» Written exercise: Output the data word for word, dropping every image.

[Dataset entries]
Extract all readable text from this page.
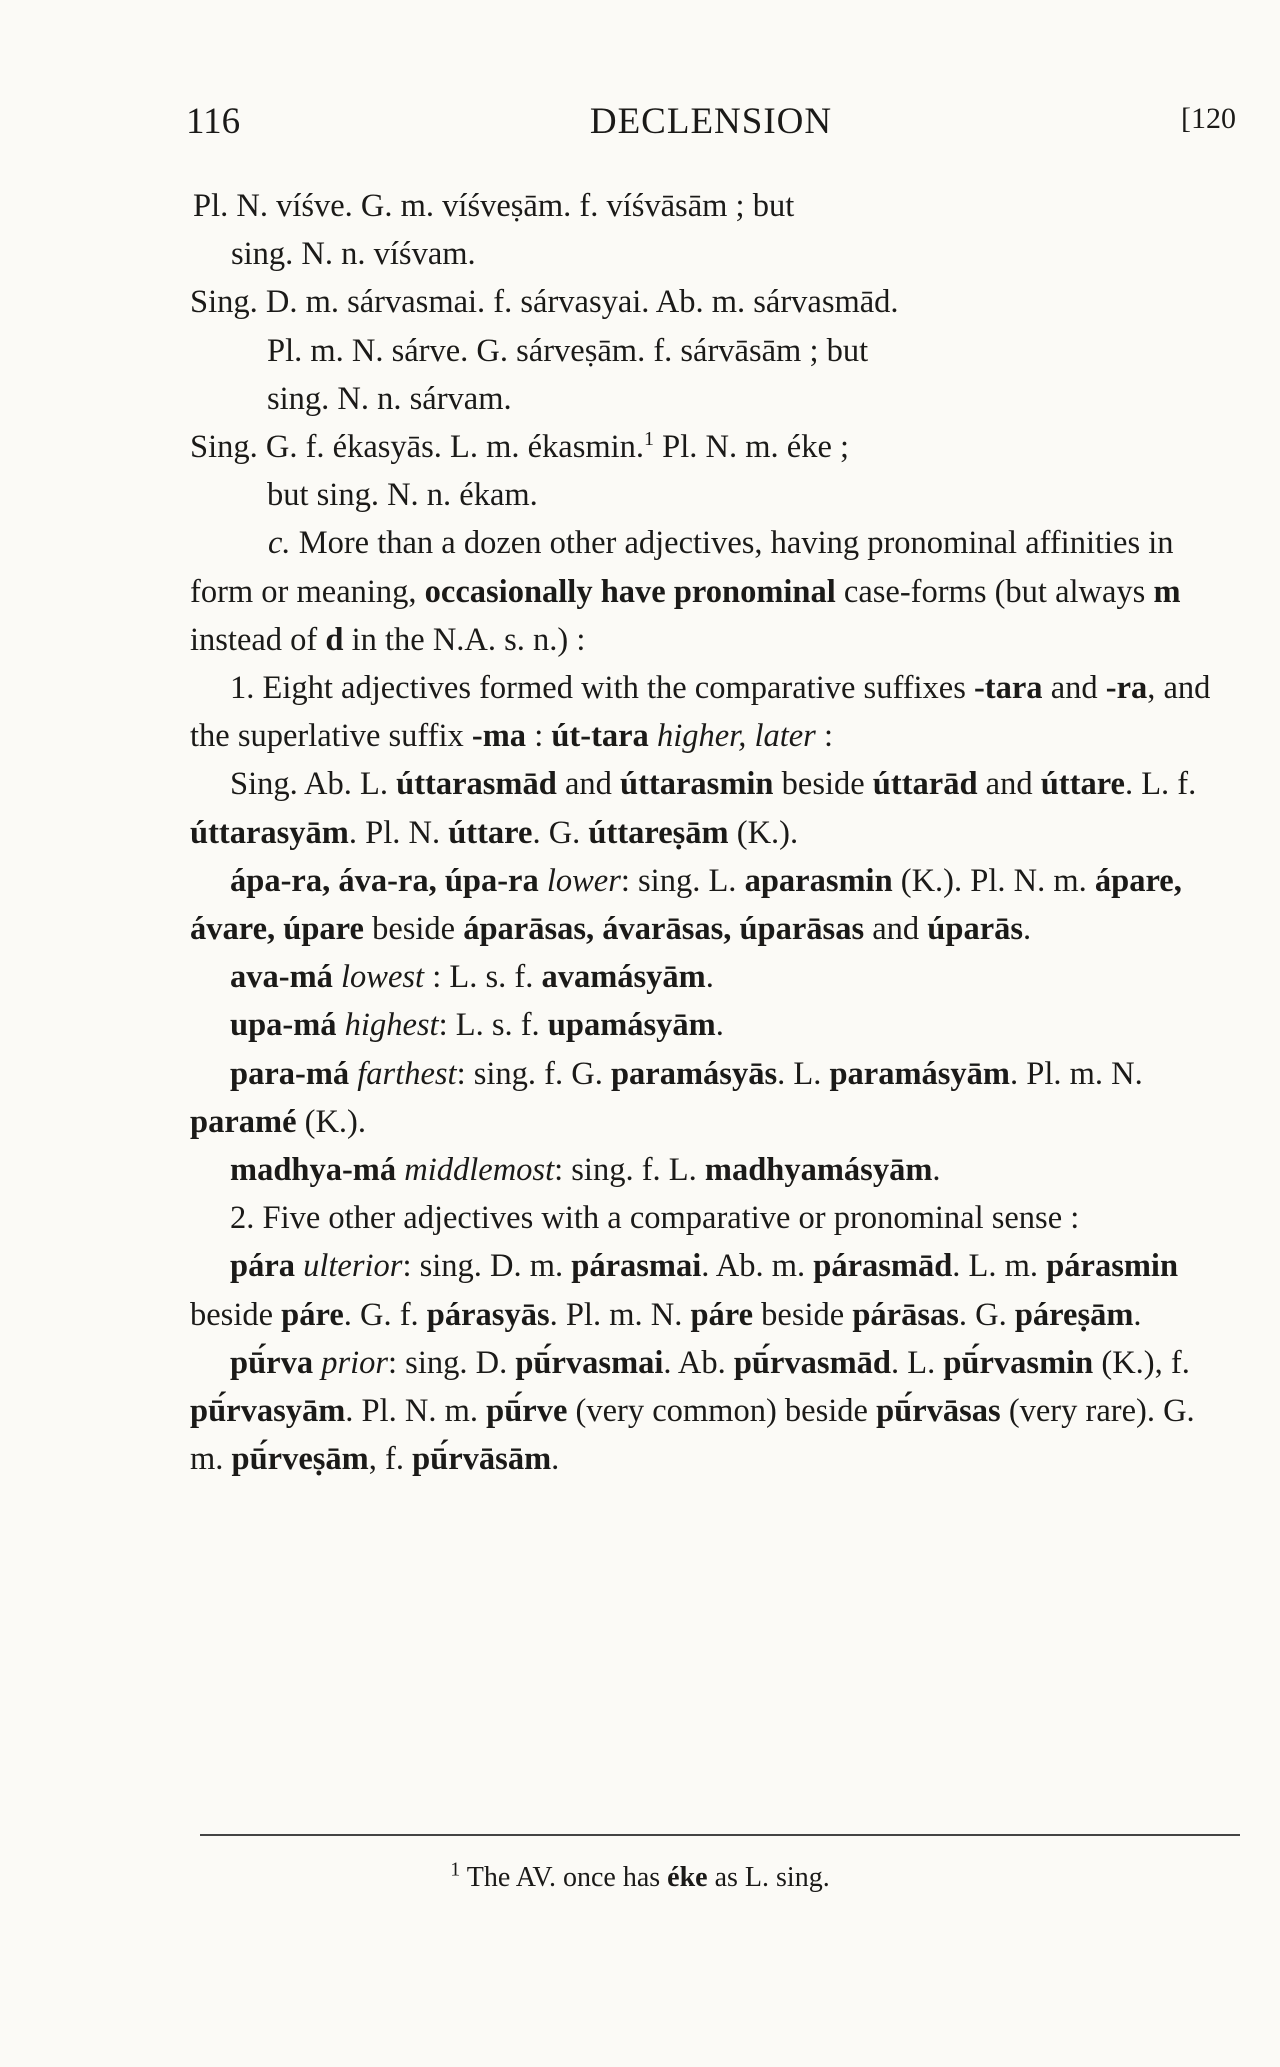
116	DECLENSION	[120

Pl. N. víśve. G. m. víśveṣām. f. víśvāsām ; but
sing. N. n. víśvam.

Sing. D. m. sárvasmai. f. sárvasyai. Ab. m. sárvasmād.
Pl. m. N. sárve. G. sárveṣām. f. sárvāsām ; but
sing. N. n. sárvam.

Sing. G. f. ékasyās. L. m. ékasmin.$^1$ Pl. N. m. éke ;
but sing. N. n. ékam.

c. More than a dozen other adjectives, having pronominal affinities in form or meaning, occasionally have pronominal case-forms (but always m instead of d in the N.A. s. n.) :

1. Eight adjectives formed with the comparative suffixes -tara and -ra, and the superlative suffix -ma : út-tara higher, later :

Sing. Ab. L. úttarasmād and úttarasmin beside úttarād and úttare. L. f. úttarasyām. Pl. N. úttare. G. úttareṣām (K.).

ápa-ra, áva-ra, úpa-ra lower: sing. L. aparasmin (K.). Pl. N. m. ápare, ávare, úpare beside áparāsas, ávarāsas, úparāsas and úparās.

ava-má lowest : L. s. f. avamásyām.

upa-má highest: L. s. f. upamásyām.

para-má farthest: sing. f. G. paramásyās. L. paramásyām. Pl. m. N. paramé (K.).

madhya-má middlemost: sing. f. L. madhyamásyām.

2. Five other adjectives with a comparative or pronominal sense :

pára ulterior: sing. D. m. párasmai. Ab. m. párasmād. L. m. párasmin beside páre. G. f. párasyās. Pl. m. N. páre beside párāsas. G. páreṣām.

pū́rva prior: sing. D. pū́rvasmai. Ab. pū́rvasmād. L. pū́rvasmin (K.), f. pū́rvasyām. Pl. N. m. pū́rve (very common) beside pū́rvāsas (very rare). G. m. pū́rveṣām, f. pū́rvāsām.

$^1$ The AV. once has éke as L. sing.
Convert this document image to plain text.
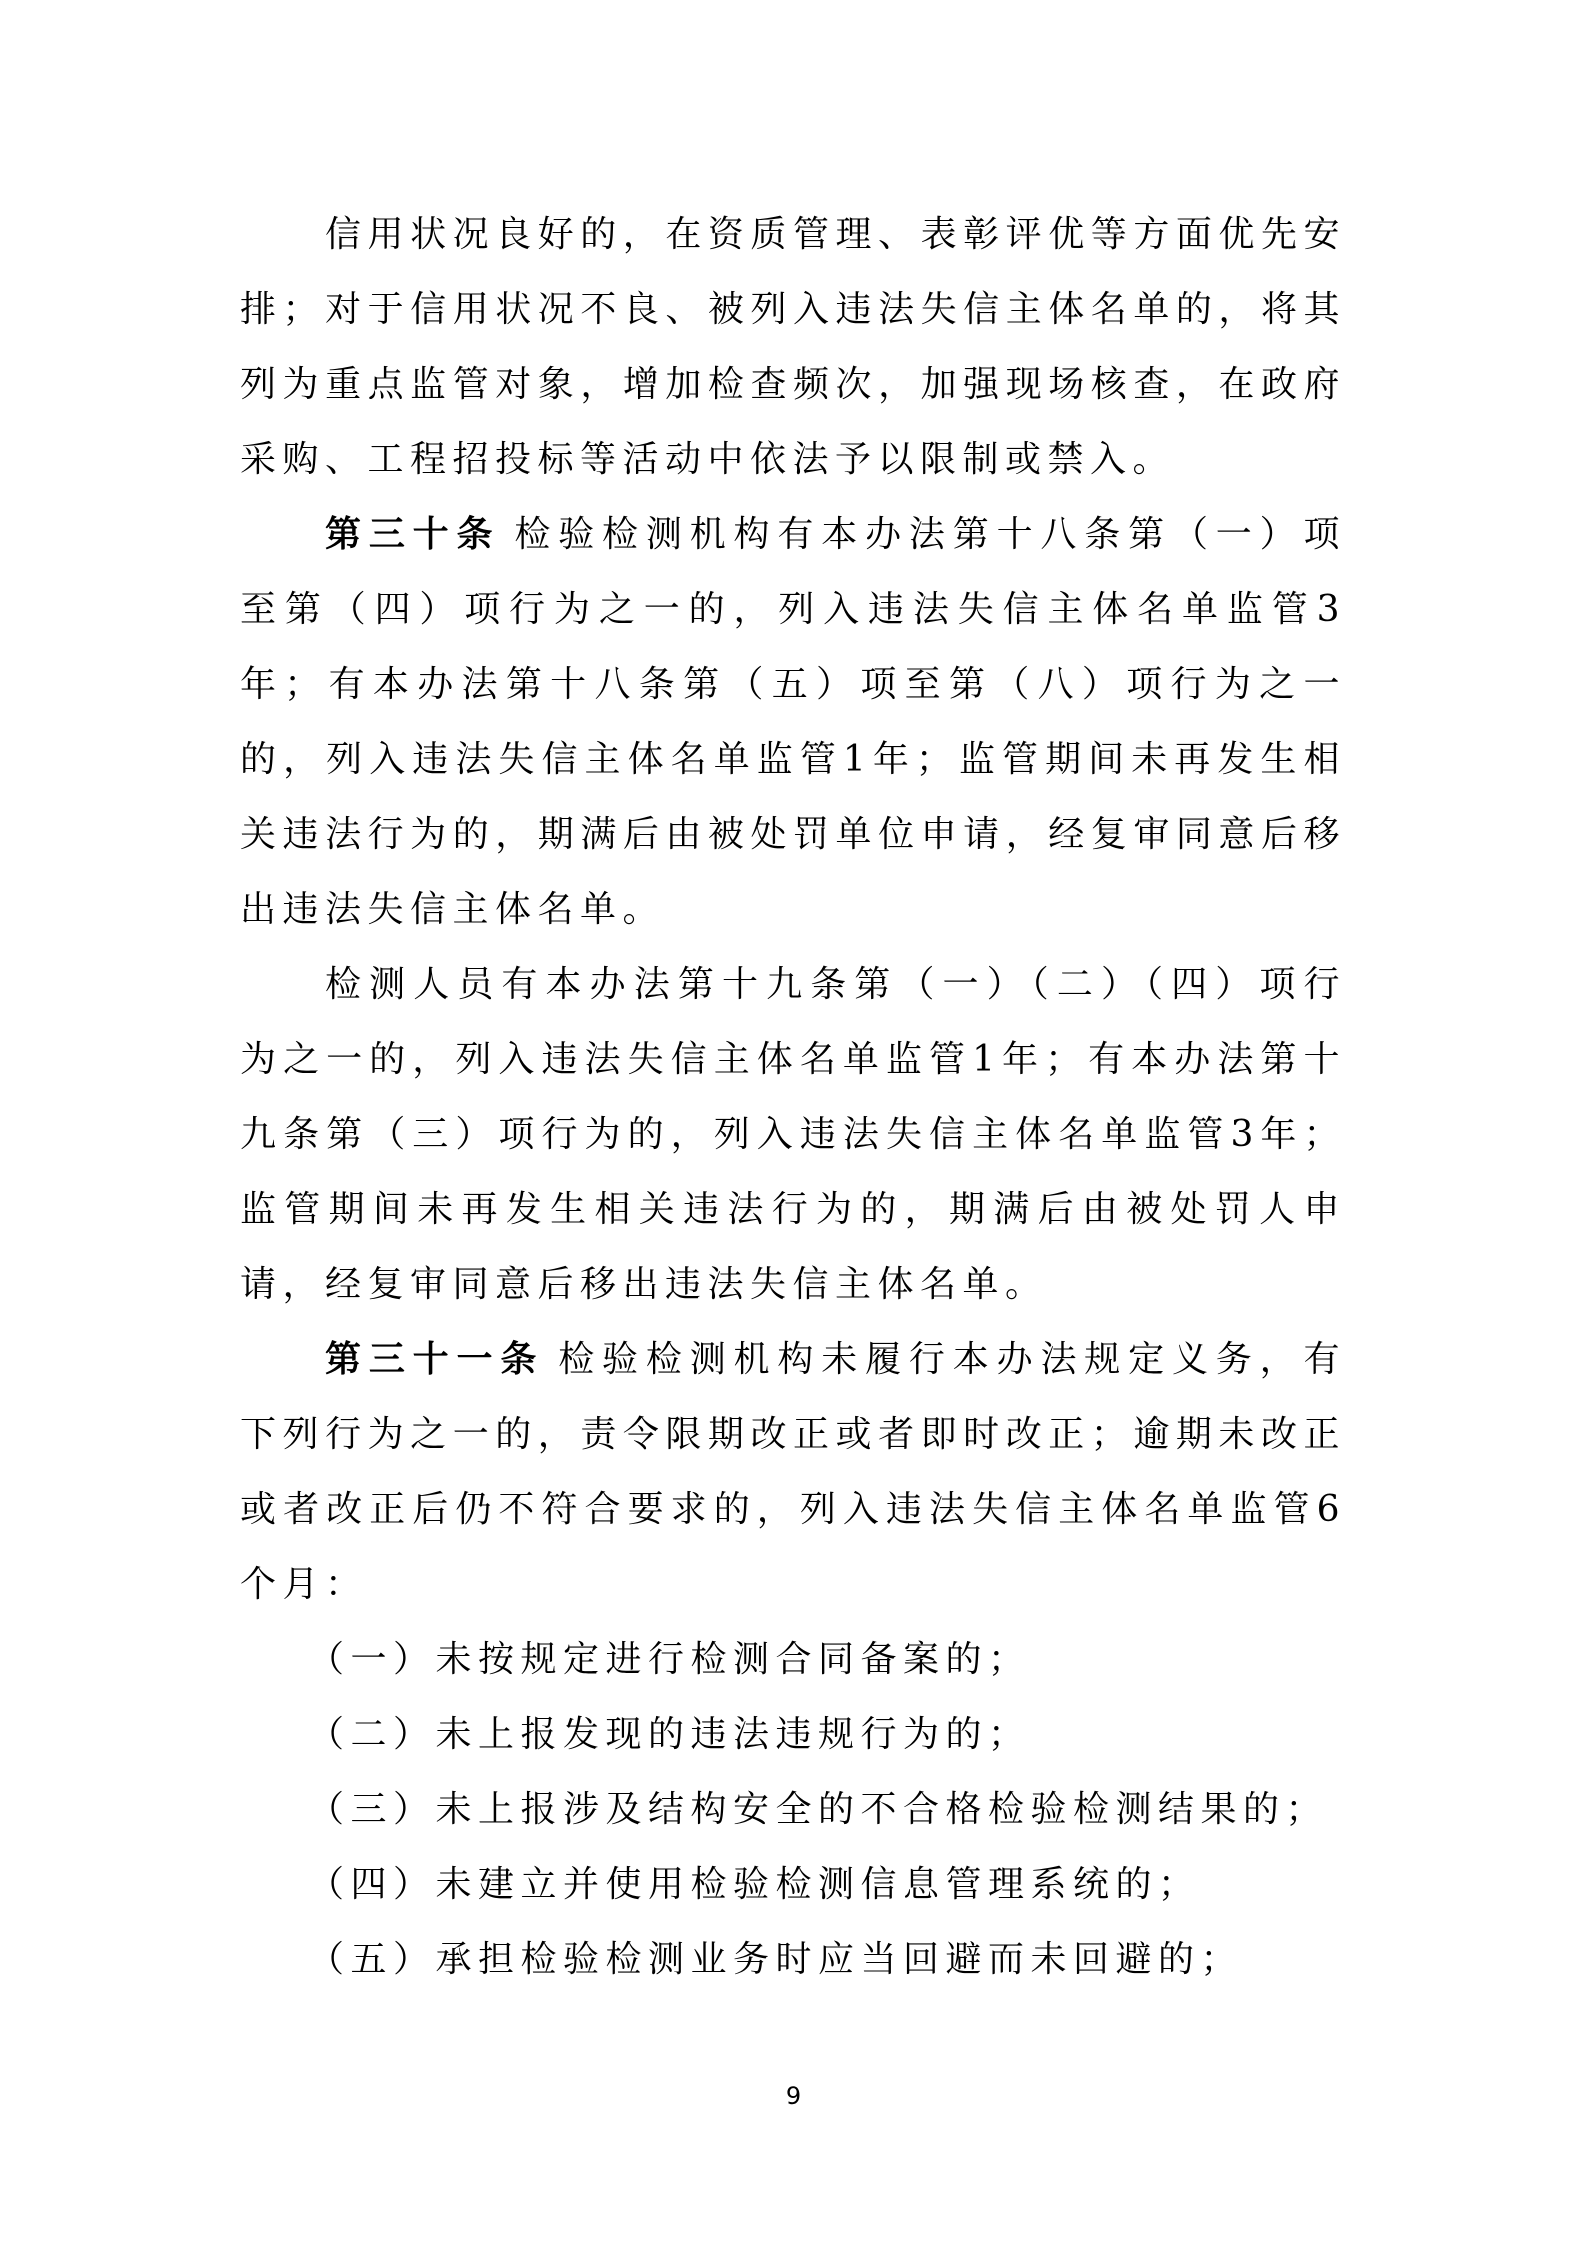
信用状况良好的，在资质管理、表彰评优等方面优先安排；对于信用状况不良、被列入违法失信主体名单的，将其列为重点监管对象，增加检查频次，加强现场核查，在政府采购、工程招投标等活动中依法予以限制或禁入。

第三十条 检验检测机构有本办法第十八条第（一）项至第（四）项行为之一的，列入违法失信主体名单监管3年；有本办法第十八条第（五）项至第（八）项行为之一的，列入违法失信主体名单监管1年；监管期间未再发生相关违法行为的，期满后由被处罚单位申请，经复审同意后移出违法失信主体名单。

检测人员有本办法第十九条第（一）（二）（四）项行为之一的，列入违法失信主体名单监管1年；有本办法第十九条第（三）项行为的，列入违法失信主体名单监管3年；监管期间未再发生相关违法行为的，期满后由被处罚人申请，经复审同意后移出违法失信主体名单。

第三十一条 检验检测机构未履行本办法规定义务，有下列行为之一的，责令限期改正或者即时改正；逾期未改正或者改正后仍不符合要求的，列入违法失信主体名单监管6个月：

（一）未按规定进行检测合同备案的；

（二）未上报发现的违法违规行为的；

（三）未上报涉及结构安全的不合格检验检测结果的；

（四）未建立并使用检验检测信息管理系统的；

（五）承担检验检测业务时应当回避而未回避的；

9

» Solution to this exercise:
Extract all readable text from this page.
116	DECLENSION	[120

Pl. N. víśve. G. m. víśveṣām. f. víśvāsām ; but
sing. N. n. víśvam.

Sing. D. m. sárvasmai. f. sárvasyai. Ab. m. sárvasmād.
Pl. m. N. sárve. G. sárveṣām. f. sárvāsām ; but
sing. N. n. sárvam.

Sing. G. f. ékasyās. L. m. ékasmin.$^1$ Pl. N. m. éke ;
but sing. N. n. ékam.

c. More than a dozen other adjectives, having pronominal affinities in form or meaning, occasionally have pronominal case-forms (but always m instead of d in the N.A. s. n.) :

1. Eight adjectives formed with the comparative suffixes -tara and -ra, and the superlative suffix -ma : út-tara higher, later :

Sing. Ab. L. úttarasmād and úttarasmin beside úttarād and úttare. L. f. úttarasyām. Pl. N. úttare. G. úttareṣām (K.).

ápa-ra, áva-ra, úpa-ra lower: sing. L. aparasmin (K.). Pl. N. m. ápare, ávare, úpare beside áparāsas, ávarāsas, úparāsas and úparās.

ava-má lowest : L. s. f. avamásyām.

upa-má highest: L. s. f. upamásyām.

para-má farthest: sing. f. G. paramásyās. L. paramásyām. Pl. m. N. paramé (K.).

madhya-má middlemost: sing. f. L. madhyamásyām.

2. Five other adjectives with a comparative or pronominal sense :

pára ulterior: sing. D. m. párasmai. Ab. m. párasmād. L. m. párasmin beside páre. G. f. párasyās. Pl. m. N. páre beside párāsas. G. páreṣām.

pū́rva prior: sing. D. pū́rvasmai. Ab. pū́rvasmād. L. pū́rvasmin (K.), f. pū́rvasyām. Pl. N. m. pū́rve (very common) beside pū́rvāsas (very rare). G. m. pū́rveṣām, f. pū́rvāsām.

$^1$ The AV. once has éke as L. sing.
Convert this document image to plain text.
信用状况良好的，在资质管理、表彰评优等方面优先安排；对于信用状况不良、被列入违法失信主体名单的，将其列为重点监管对象，增加检查频次，加强现场核查，在政府采购、工程招投标等活动中依法予以限制或禁入。

第三十条 检验检测机构有本办法第十八条第（一）项至第（四）项行为之一的，列入违法失信主体名单监管3年；有本办法第十八条第（五）项至第（八）项行为之一的，列入违法失信主体名单监管1年；监管期间未再发生相关违法行为的，期满后由被处罚单位申请，经复审同意后移出违法失信主体名单。

检测人员有本办法第十九条第（一）（二）（四）项行为之一的，列入违法失信主体名单监管1年；有本办法第十九条第（三）项行为的，列入违法失信主体名单监管3年；监管期间未再发生相关违法行为的，期满后由被处罚人申请，经复审同意后移出违法失信主体名单。

第三十一条 检验检测机构未履行本办法规定义务，有下列行为之一的，责令限期改正或者即时改正；逾期未改正或者改正后仍不符合要求的，列入违法失信主体名单监管6个月：

（一）未按规定进行检测合同备案的；

（二）未上报发现的违法违规行为的；

（三）未上报涉及结构安全的不合格检验检测结果的；

（四）未建立并使用检验检测信息管理系统的；

（五）承担检验检测业务时应当回避而未回避的；

9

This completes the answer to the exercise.